- [Job] Return a copy of each line that holds the string "income".

/---

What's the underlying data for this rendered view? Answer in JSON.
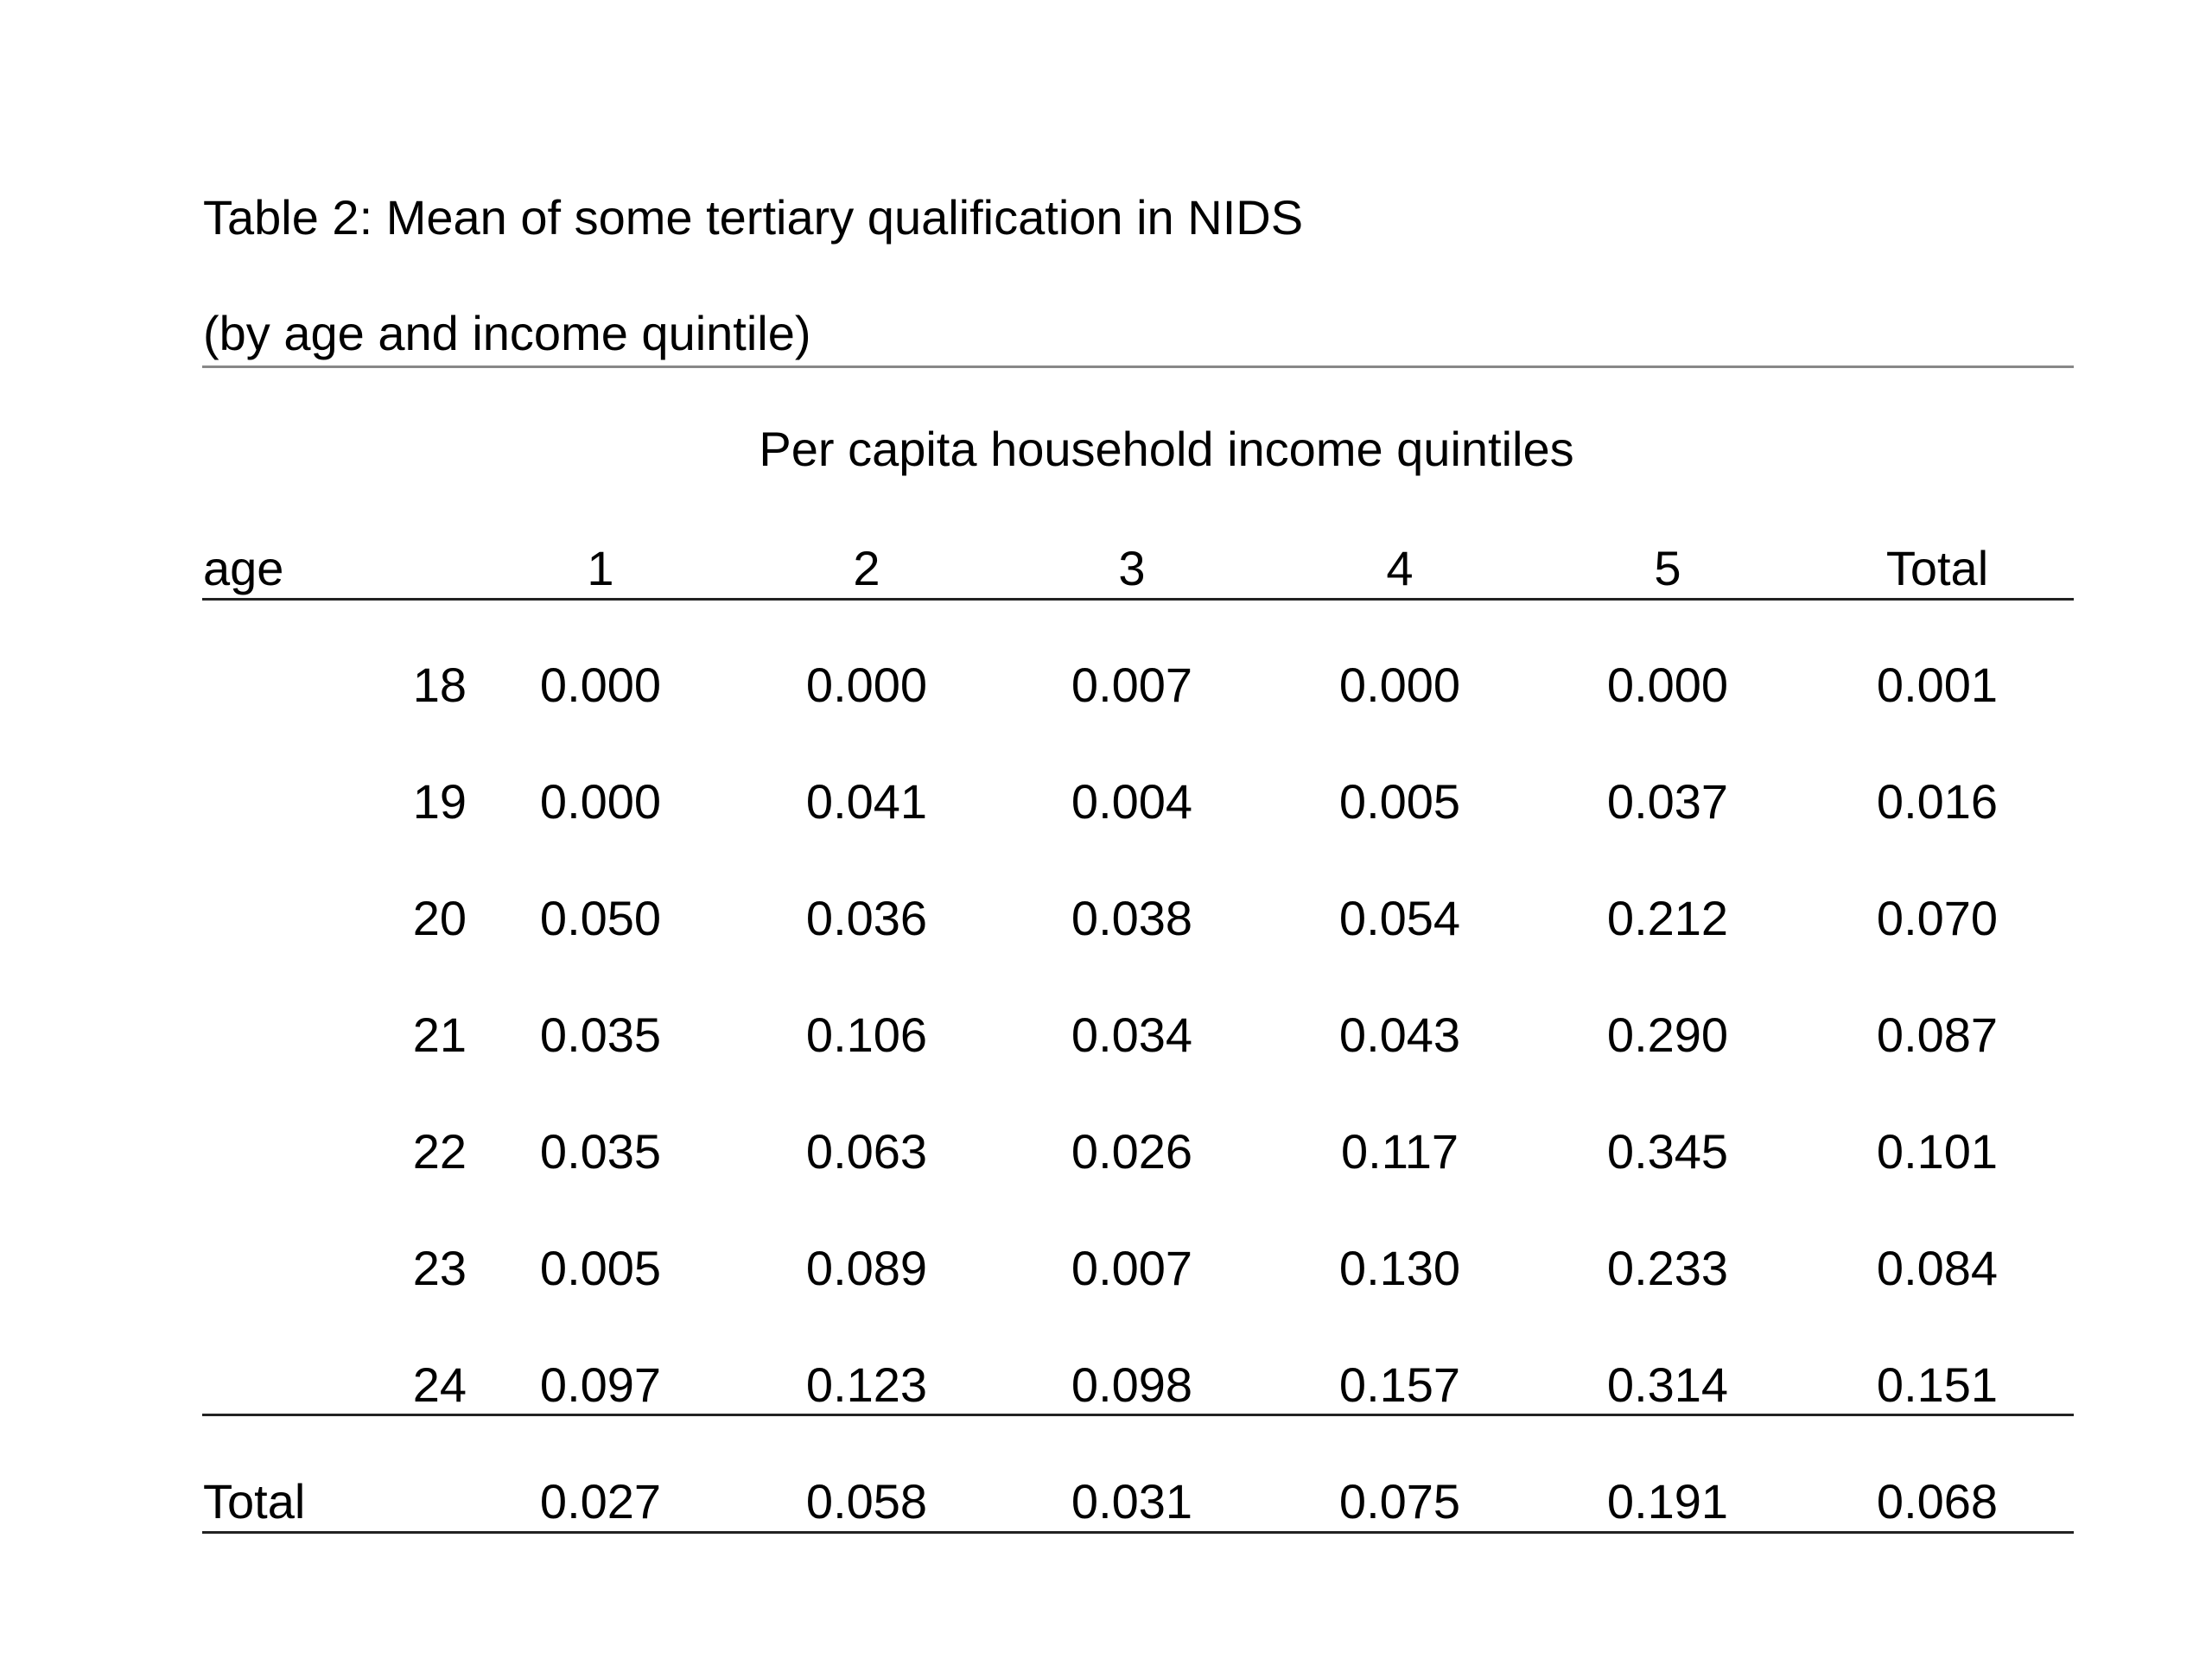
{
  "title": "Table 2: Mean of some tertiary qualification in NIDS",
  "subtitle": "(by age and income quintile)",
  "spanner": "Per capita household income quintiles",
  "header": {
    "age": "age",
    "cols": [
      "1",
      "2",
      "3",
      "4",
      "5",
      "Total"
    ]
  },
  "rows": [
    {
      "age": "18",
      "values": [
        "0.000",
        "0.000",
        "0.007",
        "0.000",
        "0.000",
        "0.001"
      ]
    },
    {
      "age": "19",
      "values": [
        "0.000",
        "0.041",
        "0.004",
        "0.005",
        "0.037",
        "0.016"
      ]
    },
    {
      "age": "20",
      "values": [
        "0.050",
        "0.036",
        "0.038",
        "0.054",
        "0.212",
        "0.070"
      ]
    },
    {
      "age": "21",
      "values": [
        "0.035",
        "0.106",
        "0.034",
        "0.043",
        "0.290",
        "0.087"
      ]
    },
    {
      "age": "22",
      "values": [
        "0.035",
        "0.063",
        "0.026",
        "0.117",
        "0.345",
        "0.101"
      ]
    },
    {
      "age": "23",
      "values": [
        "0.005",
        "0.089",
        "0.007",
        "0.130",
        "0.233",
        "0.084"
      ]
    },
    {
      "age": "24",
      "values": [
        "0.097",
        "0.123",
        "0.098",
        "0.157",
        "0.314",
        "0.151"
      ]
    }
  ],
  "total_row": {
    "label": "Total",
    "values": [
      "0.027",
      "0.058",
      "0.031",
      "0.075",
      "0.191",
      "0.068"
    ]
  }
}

\---
/---

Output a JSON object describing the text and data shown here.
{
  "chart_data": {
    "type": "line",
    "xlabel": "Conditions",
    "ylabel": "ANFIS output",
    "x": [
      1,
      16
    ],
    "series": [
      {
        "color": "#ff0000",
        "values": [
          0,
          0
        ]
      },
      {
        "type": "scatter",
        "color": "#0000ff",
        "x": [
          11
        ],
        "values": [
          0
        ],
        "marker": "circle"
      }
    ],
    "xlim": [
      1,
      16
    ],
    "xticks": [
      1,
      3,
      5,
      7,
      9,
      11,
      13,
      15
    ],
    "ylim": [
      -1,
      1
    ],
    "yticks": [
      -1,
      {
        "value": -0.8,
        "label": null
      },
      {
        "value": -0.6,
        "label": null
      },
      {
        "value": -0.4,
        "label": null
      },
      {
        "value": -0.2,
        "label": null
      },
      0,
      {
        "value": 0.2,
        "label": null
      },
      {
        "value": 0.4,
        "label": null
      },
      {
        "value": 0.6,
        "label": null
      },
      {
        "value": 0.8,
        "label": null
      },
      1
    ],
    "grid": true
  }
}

\---

- [Task response]
  "subtitle": "(by age and income quintile)",
  "spanner": "Per capita household income quintiles",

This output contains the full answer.